*** RECORDS ***
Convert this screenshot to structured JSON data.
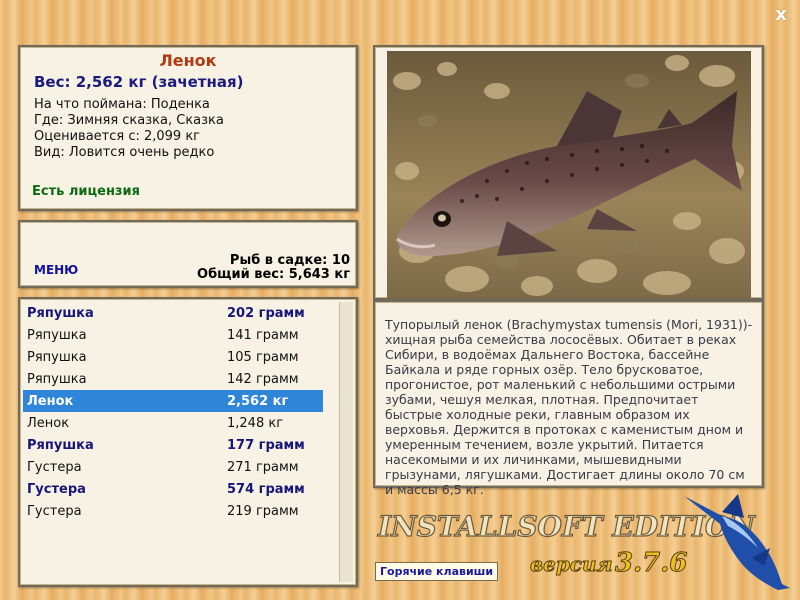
{
  "window": {
    "close_label": "x"
  },
  "info": {
    "title": "Ленок",
    "weight": "Вес: 2,562 кг (зачетная)",
    "caught_on": "На что поймана: Поденка",
    "place": "Где: Зимняя сказка, Сказка",
    "valued_from": "Оценивается с: 2,099 кг",
    "kind": "Вид: Ловится очень редко",
    "license": "Есть лицензия"
  },
  "menu": {
    "menu_label": "МЕНЮ",
    "cage_count": "Рыб в садке: 10",
    "total_weight": "Общий вес: 5,643 кг"
  },
  "catch_list": [
    {
      "name": "Ряпушка",
      "weight": "202 грамм",
      "style": "bold"
    },
    {
      "name": "Ряпушка",
      "weight": "141 грамм",
      "style": "normal"
    },
    {
      "name": "Ряпушка",
      "weight": "105 грамм",
      "style": "normal"
    },
    {
      "name": "Ряпушка",
      "weight": "142 грамм",
      "style": "normal"
    },
    {
      "name": "Ленок",
      "weight": "2,562 кг",
      "style": "selected"
    },
    {
      "name": "Ленок",
      "weight": "1,248 кг",
      "style": "normal"
    },
    {
      "name": "Ряпушка",
      "weight": "177 грамм",
      "style": "bold"
    },
    {
      "name": "Густера",
      "weight": "271 грамм",
      "style": "normal"
    },
    {
      "name": "Густера",
      "weight": "574 грамм",
      "style": "bold"
    },
    {
      "name": "Густера",
      "weight": "219 грамм",
      "style": "normal"
    }
  ],
  "description": "Тупорылый ленок (Brachymystax tumensis (Mori, 1931))- хищная рыба семейства лососёвых. Обитает в реках Сибири, в водоёмах Дальнего Востока, бассейне Байкала и ряде горных озёр. Тело брусковатое, прогонистое, рот маленький с небольшими острыми зубами, чешуя мелкая, плотная. Предпочитает быстрые холодные реки, главным образом их верховья. Держится в протоках с каменистым дном и умеренным течением, возле укрытий. Питается насекомыми и их личинками, мышевидными грызунами, лягушками. Достигает длины около 70 см и массы 6,5 кг.",
  "branding": {
    "product": "INSTALLSOFT EDITION",
    "version_label": "версия",
    "version_number": "3.7.6"
  },
  "hotkeys_label": "Горячие клавиши",
  "colors": {
    "title": "#b03a12",
    "weight": "#1a1a80",
    "license": "#0c6a12",
    "selected_row": "#2f86d8",
    "bold_row": "#16167a"
  }
}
***
* _TASK DIRECTIONS_: Pictures in the data above should not be copied; transcribe everything else exactly.

* _PROBLEM SOLUTION_:
Convert this screenshot to structured JSON data.
{
  "window": {
    "close_label": "x"
  },
  "info": {
    "title": "Ленок",
    "weight": "Вес: 2,562 кг (зачетная)",
    "caught_on": "На что поймана: Поденка",
    "place": "Где: Зимняя сказка, Сказка",
    "valued_from": "Оценивается с: 2,099 кг",
    "kind": "Вид: Ловится очень редко",
    "license": "Есть лицензия"
  },
  "menu": {
    "menu_label": "МЕНЮ",
    "cage_count": "Рыб в садке: 10",
    "total_weight": "Общий вес: 5,643 кг"
  },
  "catch_list": [
    {
      "name": "Ряпушка",
      "weight": "202 грамм",
      "style": "bold"
    },
    {
      "name": "Ряпушка",
      "weight": "141 грамм",
      "style": "normal"
    },
    {
      "name": "Ряпушка",
      "weight": "105 грамм",
      "style": "normal"
    },
    {
      "name": "Ряпушка",
      "weight": "142 грамм",
      "style": "normal"
    },
    {
      "name": "Ленок",
      "weight": "2,562 кг",
      "style": "selected"
    },
    {
      "name": "Ленок",
      "weight": "1,248 кг",
      "style": "normal"
    },
    {
      "name": "Ряпушка",
      "weight": "177 грамм",
      "style": "bold"
    },
    {
      "name": "Густера",
      "weight": "271 грамм",
      "style": "normal"
    },
    {
      "name": "Густера",
      "weight": "574 грамм",
      "style": "bold"
    },
    {
      "name": "Густера",
      "weight": "219 грамм",
      "style": "normal"
    }
  ],
  "description": "Тупорылый ленок (Brachymystax tumensis (Mori, 1931))- хищная рыба семейства лососёвых. Обитает в реках Сибири, в водоёмах Дальнего Востока, бассейне Байкала и ряде горных озёр. Тело брусковатое, прогонистое, рот маленький с небольшими острыми зубами, чешуя мелкая, плотная. Предпочитает быстрые холодные реки, главным образом их верховья. Держится в протоках с каменистым дном и умеренным течением, возле укрытий. Питается насекомыми и их личинками, мышевидными грызунами, лягушками. Достигает длины около 70 см и массы 6,5 кг.",
  "branding": {
    "product": "INSTALLSOFT EDITION",
    "version_label": "версия",
    "version_number": "3.7.6"
  },
  "hotkeys_label": "Горячие клавиши",
  "colors": {
    "title": "#b03a12",
    "weight": "#1a1a80",
    "license": "#0c6a12",
    "selected_row": "#2f86d8",
    "bold_row": "#16167a"
  }
}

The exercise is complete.